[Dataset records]
>> begin

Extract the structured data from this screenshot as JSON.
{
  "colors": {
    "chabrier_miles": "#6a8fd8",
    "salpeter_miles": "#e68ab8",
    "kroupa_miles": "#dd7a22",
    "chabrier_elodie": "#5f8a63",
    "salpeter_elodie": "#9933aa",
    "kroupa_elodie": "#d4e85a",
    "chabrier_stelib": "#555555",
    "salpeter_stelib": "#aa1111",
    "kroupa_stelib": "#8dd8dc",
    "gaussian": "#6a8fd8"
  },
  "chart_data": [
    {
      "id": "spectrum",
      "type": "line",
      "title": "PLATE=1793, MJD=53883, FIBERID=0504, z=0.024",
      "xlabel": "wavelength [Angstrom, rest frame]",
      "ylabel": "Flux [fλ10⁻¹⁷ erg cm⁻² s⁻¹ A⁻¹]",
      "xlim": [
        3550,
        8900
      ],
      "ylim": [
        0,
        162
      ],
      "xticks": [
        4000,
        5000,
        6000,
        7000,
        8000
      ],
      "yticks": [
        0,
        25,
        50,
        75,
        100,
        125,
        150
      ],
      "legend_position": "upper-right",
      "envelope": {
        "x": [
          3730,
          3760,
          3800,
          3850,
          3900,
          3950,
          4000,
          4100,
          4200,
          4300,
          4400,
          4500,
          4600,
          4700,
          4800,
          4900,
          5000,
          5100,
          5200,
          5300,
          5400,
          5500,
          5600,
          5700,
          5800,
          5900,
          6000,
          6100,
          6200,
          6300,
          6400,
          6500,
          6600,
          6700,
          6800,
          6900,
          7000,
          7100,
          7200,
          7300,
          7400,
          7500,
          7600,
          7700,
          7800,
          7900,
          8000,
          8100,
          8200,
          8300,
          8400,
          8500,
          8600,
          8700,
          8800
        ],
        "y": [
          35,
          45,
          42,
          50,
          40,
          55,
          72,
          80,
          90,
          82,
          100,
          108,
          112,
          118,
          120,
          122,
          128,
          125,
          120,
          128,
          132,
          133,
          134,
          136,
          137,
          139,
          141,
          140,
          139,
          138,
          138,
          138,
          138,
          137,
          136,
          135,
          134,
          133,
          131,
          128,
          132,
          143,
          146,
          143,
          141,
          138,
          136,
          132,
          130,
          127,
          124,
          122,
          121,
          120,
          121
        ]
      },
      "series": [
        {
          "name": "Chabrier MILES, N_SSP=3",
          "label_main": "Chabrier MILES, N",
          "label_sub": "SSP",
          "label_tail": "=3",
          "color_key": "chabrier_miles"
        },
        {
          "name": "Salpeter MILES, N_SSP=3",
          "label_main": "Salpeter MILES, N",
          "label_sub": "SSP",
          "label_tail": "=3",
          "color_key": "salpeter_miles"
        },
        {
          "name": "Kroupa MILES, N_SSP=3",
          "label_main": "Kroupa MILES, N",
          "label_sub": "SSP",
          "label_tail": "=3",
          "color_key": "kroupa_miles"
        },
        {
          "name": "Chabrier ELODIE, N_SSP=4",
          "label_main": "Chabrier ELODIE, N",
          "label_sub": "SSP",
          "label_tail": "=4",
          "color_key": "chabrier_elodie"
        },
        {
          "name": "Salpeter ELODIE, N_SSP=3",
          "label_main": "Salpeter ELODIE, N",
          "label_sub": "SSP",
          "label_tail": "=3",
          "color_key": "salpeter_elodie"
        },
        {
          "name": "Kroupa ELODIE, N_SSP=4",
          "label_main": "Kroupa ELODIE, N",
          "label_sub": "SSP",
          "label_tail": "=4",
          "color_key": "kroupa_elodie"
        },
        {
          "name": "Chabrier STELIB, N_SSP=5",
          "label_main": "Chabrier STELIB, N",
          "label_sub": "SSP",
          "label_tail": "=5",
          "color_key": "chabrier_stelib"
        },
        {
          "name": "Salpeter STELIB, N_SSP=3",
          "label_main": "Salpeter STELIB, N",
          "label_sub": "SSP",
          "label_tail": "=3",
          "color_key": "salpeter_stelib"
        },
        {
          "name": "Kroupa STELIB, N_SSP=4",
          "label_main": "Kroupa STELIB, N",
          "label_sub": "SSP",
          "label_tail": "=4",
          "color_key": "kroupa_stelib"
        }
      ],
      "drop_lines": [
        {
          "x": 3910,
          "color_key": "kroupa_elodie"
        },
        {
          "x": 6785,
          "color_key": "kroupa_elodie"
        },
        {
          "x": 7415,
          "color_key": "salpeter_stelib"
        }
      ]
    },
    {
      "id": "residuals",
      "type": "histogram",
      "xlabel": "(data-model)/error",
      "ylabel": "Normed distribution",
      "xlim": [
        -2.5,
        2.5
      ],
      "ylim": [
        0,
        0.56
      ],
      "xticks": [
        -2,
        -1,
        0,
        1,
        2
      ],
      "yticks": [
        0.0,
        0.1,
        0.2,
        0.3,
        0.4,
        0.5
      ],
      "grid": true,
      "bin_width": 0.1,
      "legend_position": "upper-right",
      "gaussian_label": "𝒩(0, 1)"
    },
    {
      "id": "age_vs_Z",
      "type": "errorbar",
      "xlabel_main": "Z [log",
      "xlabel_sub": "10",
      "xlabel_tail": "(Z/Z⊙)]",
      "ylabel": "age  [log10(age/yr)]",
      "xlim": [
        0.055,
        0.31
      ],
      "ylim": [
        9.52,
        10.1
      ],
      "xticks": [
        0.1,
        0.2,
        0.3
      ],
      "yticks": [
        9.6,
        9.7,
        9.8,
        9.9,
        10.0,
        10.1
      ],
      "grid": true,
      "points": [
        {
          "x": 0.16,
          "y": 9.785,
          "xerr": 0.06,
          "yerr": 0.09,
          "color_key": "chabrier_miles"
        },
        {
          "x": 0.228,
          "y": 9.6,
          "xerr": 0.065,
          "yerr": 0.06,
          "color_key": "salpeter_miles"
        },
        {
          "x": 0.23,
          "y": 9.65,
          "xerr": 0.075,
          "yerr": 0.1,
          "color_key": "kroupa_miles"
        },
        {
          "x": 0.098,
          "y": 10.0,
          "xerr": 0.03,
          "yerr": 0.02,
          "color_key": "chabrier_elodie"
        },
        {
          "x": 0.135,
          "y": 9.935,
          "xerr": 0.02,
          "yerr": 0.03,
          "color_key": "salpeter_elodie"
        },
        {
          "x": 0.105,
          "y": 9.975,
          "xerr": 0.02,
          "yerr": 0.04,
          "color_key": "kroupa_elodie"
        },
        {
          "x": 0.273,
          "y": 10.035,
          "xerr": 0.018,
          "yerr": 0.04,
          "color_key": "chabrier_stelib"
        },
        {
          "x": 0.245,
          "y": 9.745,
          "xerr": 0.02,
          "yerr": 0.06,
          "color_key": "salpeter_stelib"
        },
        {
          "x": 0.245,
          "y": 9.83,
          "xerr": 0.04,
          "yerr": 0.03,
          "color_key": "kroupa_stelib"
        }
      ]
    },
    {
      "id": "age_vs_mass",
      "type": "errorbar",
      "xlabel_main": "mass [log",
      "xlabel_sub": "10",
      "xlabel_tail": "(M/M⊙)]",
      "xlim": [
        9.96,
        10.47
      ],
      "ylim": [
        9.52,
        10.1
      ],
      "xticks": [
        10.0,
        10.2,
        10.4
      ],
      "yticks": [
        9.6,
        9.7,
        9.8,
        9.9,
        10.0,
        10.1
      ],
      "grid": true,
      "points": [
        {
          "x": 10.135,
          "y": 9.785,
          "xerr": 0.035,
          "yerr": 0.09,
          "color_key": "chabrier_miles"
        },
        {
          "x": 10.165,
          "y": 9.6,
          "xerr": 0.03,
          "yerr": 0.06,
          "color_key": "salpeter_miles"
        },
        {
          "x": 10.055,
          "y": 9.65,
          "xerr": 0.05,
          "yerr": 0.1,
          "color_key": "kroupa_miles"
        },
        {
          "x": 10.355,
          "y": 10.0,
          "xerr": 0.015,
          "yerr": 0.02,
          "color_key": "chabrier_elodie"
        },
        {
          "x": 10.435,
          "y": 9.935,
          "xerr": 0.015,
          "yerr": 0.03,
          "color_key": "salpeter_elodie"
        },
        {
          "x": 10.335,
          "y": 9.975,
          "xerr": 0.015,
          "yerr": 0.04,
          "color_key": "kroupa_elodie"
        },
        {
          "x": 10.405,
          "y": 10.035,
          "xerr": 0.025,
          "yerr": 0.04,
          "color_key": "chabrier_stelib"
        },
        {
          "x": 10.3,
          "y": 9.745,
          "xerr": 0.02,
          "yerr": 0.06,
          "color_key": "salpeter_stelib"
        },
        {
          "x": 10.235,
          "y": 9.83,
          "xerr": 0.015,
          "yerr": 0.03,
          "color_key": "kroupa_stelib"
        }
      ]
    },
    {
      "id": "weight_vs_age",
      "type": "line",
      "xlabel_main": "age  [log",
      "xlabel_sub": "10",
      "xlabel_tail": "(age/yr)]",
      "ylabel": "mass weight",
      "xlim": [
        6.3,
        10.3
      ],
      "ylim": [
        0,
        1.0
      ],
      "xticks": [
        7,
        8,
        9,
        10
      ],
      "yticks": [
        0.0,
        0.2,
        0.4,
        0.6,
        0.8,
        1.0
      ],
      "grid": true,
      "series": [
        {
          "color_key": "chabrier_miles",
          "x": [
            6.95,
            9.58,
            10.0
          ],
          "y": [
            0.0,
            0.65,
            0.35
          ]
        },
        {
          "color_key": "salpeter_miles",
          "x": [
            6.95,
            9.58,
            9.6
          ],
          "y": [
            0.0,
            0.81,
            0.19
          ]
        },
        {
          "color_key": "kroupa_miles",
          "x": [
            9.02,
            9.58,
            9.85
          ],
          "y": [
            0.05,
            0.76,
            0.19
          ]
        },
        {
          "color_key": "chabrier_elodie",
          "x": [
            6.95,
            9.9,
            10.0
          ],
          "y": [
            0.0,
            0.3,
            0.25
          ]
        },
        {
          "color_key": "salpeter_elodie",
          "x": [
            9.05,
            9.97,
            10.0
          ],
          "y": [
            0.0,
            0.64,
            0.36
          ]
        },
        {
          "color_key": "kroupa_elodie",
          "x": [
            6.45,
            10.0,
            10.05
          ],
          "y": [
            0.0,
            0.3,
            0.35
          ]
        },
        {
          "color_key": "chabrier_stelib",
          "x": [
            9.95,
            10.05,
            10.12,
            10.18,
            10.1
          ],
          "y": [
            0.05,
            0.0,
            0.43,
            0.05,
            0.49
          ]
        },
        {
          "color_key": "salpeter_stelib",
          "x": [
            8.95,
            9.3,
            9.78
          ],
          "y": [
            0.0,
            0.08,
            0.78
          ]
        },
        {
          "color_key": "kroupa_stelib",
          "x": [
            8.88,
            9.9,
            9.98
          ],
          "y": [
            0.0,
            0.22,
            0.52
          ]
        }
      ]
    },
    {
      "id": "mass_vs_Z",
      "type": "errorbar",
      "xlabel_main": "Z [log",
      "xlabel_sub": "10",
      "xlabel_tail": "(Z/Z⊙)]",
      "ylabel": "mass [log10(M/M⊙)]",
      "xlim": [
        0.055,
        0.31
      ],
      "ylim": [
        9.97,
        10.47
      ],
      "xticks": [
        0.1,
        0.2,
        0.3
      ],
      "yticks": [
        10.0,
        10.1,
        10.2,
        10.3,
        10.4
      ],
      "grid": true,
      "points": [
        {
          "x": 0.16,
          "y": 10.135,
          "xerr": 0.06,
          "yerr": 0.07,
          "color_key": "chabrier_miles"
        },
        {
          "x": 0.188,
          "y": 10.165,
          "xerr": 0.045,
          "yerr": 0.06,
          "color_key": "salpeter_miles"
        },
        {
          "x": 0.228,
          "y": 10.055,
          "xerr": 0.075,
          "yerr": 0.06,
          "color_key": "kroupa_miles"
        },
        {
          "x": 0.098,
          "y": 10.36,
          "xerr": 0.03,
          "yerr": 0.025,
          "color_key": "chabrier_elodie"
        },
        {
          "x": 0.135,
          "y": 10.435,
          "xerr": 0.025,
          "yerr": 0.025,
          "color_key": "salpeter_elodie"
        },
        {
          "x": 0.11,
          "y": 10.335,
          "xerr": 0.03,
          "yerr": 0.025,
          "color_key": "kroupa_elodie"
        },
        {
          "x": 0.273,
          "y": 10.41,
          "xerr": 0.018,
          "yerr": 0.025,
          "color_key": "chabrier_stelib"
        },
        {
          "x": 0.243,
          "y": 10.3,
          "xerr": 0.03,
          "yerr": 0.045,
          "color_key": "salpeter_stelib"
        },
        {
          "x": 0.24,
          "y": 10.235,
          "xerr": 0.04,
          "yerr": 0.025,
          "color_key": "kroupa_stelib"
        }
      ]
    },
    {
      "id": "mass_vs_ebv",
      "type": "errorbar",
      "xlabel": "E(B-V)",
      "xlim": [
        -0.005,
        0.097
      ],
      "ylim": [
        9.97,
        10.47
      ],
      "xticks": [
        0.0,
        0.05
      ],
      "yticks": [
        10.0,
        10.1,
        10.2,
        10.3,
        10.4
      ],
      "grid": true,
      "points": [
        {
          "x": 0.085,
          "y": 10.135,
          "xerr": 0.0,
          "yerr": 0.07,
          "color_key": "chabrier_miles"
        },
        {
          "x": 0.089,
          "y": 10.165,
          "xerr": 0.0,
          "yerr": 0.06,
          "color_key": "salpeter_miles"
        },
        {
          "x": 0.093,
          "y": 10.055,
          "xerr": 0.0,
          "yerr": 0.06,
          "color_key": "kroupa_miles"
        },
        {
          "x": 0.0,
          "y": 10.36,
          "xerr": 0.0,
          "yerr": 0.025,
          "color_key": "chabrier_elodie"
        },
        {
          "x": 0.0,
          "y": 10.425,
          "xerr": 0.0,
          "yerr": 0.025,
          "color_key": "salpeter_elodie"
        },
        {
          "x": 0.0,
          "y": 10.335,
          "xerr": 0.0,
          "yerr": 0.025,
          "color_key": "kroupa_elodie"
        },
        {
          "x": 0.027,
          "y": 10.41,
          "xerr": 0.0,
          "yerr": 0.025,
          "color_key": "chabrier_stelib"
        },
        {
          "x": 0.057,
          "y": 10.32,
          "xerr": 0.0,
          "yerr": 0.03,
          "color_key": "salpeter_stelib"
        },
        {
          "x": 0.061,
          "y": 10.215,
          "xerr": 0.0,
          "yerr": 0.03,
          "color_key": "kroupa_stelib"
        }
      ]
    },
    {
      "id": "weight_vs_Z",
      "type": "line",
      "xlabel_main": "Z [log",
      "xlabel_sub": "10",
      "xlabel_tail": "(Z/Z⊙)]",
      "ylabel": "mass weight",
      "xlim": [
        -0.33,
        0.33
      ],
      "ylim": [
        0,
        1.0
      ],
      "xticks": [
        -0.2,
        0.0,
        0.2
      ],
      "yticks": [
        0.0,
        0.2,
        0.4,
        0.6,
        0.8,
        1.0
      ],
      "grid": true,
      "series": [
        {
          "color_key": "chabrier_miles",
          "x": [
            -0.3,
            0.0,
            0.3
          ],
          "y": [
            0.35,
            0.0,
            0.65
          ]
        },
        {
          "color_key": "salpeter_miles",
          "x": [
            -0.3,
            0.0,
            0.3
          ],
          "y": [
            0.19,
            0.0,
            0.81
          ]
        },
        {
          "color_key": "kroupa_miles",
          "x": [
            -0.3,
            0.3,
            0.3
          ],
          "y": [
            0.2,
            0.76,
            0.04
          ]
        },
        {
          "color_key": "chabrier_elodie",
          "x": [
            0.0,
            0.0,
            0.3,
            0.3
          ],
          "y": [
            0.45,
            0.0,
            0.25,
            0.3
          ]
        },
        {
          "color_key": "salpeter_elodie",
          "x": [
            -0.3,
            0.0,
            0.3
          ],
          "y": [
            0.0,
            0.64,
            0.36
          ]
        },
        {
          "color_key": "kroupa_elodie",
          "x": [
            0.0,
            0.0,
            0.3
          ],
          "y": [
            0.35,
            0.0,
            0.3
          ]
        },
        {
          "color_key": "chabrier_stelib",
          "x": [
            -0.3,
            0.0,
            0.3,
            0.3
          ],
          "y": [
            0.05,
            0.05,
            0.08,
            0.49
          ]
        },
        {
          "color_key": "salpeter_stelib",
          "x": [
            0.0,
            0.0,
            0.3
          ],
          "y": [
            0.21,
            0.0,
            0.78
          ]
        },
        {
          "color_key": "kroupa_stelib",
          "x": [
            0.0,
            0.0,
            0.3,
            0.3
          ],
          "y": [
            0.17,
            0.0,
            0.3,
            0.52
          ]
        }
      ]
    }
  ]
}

>> end

What is being asked: Copy, from the material, each line that holds the string "name".

Final result:
          "name": "Chabrier MILES, N_SSP=3",
          "name": "Salpeter MILES, N_SSP=3",
          "name": "Kroupa MILES, N_SSP=3",
          "name": "Chabrier ELODIE, N_SSP=4",
          "name": "Salpeter ELODIE, N_SSP=3",
          "name": "Kroupa ELODIE, N_SSP=4",
          "name": "Chabrier STELIB, N_SSP=5",
          "name": "Salpeter STELIB, N_SSP=3",
          "name": "Kroupa STELIB, N_SSP=4",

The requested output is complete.